> What to do
Return each line of the listing that contains the string "Health".

> Entries
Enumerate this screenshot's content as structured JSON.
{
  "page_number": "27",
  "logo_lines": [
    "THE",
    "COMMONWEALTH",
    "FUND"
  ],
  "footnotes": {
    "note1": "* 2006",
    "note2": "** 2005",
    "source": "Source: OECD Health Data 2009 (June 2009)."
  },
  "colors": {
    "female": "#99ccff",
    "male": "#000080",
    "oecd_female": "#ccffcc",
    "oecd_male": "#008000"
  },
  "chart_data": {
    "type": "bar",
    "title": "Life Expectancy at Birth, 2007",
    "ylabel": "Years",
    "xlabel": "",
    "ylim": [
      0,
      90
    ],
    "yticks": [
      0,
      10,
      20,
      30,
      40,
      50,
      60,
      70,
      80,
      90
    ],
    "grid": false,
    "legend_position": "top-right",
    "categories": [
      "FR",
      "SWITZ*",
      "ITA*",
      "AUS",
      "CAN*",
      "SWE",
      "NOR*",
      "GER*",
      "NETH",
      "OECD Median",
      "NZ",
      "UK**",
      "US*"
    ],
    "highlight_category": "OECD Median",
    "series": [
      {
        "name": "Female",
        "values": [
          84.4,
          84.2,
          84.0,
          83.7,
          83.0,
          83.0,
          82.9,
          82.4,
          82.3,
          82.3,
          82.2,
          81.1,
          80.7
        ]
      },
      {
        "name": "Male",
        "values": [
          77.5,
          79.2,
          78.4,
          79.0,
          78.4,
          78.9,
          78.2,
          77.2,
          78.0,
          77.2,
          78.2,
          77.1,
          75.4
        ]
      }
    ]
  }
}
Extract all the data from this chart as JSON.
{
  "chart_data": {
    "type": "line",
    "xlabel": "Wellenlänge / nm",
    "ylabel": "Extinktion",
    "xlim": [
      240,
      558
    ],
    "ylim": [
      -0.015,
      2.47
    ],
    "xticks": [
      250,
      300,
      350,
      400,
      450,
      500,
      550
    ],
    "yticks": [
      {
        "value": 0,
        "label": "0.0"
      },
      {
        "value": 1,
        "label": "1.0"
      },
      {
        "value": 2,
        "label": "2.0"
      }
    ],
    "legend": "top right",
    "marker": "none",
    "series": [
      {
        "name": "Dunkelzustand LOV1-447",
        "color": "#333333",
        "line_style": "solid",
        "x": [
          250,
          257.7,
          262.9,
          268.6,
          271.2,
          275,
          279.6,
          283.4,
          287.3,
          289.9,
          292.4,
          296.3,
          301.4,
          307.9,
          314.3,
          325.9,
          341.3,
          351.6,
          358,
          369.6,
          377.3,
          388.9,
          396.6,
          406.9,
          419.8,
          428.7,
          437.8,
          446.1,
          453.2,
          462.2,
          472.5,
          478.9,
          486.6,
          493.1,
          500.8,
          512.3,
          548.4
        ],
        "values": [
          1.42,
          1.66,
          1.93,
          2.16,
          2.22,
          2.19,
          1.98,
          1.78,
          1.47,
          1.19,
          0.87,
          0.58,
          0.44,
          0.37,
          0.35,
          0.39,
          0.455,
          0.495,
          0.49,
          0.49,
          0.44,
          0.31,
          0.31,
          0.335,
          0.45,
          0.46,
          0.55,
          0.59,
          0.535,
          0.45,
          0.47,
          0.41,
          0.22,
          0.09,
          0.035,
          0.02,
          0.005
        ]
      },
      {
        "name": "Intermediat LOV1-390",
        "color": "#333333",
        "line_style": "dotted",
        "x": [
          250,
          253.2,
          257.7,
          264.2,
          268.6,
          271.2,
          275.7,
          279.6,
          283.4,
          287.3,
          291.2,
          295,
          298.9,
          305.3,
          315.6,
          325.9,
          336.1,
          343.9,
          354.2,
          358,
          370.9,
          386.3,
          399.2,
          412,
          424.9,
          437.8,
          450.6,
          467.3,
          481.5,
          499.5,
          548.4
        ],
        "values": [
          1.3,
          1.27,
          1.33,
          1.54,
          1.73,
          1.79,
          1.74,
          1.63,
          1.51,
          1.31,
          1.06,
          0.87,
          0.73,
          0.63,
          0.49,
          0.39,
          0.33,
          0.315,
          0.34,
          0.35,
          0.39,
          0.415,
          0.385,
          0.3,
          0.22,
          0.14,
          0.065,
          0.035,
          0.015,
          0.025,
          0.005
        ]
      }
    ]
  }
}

* * *

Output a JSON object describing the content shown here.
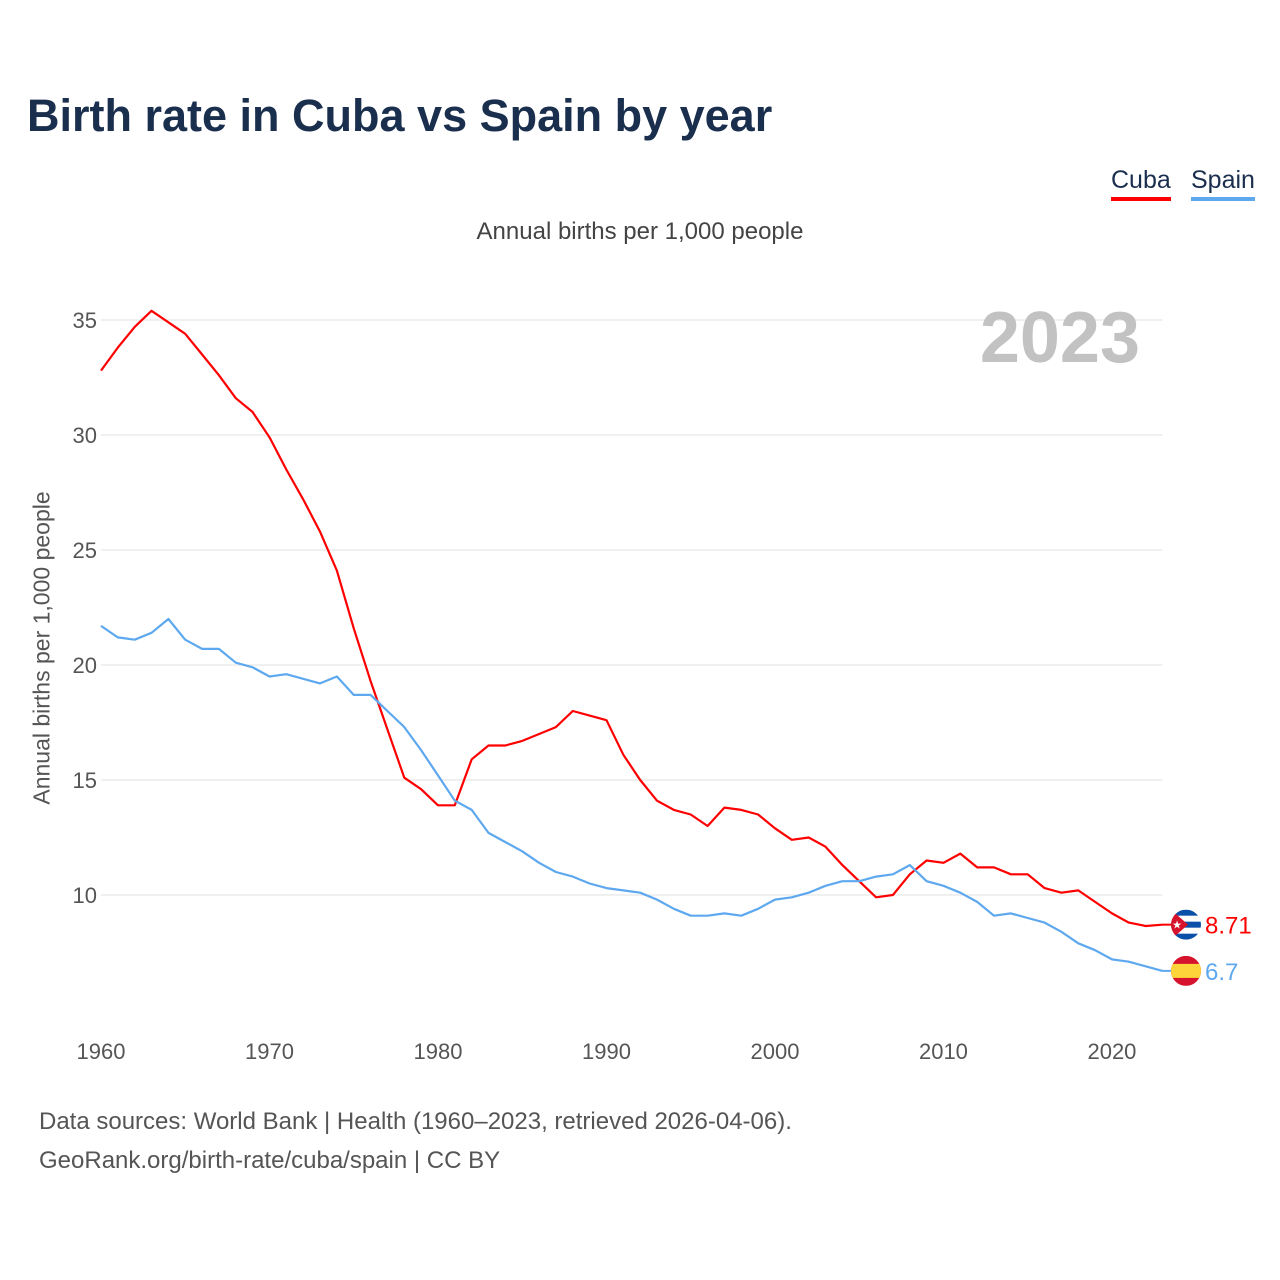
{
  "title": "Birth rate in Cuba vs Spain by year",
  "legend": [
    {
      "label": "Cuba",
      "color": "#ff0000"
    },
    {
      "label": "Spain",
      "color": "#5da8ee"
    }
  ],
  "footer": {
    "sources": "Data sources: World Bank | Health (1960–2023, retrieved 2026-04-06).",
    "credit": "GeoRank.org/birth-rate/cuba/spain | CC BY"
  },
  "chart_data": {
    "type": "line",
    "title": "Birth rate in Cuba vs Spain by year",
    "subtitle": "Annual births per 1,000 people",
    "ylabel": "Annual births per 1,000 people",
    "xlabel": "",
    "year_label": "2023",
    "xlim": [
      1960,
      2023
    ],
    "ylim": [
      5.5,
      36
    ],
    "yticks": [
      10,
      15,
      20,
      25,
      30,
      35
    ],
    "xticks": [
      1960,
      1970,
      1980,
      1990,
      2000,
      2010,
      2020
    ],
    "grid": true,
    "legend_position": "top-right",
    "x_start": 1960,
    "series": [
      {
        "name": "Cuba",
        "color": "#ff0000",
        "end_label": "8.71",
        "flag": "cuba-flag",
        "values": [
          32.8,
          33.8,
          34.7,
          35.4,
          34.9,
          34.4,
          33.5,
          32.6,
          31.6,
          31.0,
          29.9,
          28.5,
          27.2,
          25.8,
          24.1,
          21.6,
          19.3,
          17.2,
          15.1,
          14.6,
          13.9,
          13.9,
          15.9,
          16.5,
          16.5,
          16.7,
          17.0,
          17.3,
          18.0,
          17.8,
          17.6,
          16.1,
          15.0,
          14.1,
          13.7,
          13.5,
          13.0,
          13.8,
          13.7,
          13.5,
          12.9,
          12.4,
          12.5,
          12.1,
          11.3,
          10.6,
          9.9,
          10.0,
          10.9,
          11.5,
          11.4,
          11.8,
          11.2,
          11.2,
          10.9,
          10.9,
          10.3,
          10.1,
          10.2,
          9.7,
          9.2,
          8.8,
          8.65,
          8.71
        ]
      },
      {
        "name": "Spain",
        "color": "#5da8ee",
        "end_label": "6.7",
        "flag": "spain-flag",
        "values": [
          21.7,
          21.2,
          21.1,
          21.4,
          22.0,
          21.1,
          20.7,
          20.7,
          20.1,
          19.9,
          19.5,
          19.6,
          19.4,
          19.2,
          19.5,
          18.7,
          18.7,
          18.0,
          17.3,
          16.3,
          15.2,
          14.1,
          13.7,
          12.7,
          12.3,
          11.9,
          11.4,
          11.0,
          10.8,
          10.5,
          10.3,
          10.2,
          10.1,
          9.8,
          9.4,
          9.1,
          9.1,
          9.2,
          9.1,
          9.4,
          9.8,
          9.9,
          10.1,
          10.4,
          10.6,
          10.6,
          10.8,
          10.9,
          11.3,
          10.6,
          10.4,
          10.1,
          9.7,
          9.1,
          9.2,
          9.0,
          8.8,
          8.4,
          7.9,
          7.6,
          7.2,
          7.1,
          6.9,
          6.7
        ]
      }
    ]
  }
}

> Reply
    "source": "Source: OECD Health Data 2009 (June 2009)."
    "sources": "Data sources: World Bank | Health (1960–2023, retrieved 2026-04-06).",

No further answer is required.